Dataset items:
═══

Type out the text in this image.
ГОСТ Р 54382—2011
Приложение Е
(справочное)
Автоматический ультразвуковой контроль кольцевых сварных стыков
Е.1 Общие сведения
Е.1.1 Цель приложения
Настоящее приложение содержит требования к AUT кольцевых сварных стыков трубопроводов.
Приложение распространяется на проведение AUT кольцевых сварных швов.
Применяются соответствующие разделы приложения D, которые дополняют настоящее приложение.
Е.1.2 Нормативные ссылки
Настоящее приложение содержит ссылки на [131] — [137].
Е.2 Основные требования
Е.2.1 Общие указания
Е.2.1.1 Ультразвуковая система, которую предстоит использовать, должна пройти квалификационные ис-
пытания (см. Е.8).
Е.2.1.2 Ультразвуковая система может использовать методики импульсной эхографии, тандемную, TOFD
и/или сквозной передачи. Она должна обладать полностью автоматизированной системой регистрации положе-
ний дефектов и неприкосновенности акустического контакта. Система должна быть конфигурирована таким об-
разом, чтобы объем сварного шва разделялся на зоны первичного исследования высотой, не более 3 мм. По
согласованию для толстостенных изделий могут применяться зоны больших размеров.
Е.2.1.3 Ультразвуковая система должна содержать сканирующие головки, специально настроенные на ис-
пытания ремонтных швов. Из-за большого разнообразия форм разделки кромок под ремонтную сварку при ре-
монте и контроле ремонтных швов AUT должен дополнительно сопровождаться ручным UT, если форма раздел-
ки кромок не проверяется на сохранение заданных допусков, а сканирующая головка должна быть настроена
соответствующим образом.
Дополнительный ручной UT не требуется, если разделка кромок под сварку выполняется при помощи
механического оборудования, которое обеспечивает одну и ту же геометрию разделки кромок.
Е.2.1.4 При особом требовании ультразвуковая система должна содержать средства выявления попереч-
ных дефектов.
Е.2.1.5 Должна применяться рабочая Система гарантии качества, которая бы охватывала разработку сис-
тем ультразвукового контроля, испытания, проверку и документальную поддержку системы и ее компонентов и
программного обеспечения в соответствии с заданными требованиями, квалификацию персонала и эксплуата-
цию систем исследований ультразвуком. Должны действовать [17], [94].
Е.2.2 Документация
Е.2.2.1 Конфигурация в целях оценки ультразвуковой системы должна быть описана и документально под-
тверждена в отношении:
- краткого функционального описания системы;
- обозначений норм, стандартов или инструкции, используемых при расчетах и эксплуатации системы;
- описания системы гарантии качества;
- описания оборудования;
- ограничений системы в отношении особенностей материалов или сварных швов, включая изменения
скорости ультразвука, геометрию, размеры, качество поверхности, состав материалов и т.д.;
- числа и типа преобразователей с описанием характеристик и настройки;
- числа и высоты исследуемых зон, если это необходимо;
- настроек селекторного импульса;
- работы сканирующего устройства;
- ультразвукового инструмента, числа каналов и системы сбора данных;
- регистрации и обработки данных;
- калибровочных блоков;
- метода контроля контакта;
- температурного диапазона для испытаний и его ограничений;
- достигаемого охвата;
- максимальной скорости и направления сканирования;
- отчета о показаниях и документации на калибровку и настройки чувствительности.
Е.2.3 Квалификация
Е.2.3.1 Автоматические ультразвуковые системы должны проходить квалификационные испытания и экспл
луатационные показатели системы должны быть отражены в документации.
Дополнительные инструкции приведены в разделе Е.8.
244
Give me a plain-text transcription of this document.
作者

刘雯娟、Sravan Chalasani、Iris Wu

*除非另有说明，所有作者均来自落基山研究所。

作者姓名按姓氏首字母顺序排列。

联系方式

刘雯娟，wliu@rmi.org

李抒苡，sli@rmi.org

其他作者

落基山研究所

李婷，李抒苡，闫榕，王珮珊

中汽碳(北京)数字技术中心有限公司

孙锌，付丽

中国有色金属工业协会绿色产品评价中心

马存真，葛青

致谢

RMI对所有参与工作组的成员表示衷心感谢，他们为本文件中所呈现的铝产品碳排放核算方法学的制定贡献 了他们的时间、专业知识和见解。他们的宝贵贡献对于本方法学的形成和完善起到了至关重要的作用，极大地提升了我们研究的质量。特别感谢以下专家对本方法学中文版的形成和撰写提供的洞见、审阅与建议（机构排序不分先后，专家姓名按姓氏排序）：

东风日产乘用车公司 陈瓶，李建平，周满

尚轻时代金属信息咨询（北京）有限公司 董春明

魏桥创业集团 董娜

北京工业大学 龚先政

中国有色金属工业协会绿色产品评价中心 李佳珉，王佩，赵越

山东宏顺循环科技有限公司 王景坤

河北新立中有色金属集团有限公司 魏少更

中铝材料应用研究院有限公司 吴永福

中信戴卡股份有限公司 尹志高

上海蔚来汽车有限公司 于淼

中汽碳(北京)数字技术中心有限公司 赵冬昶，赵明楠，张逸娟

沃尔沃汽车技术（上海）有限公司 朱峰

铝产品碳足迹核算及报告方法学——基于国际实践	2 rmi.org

═══

• [What this task involves]
Scan the data above and copy every line with "материалов" in it.

• [Exercise answer]
- ограничений системы в отношении особенностей материалов или сварных швов, включая изменения
скорости ультразвука, геометрию, размеры, качество поверхности, состав материалов и т.д.;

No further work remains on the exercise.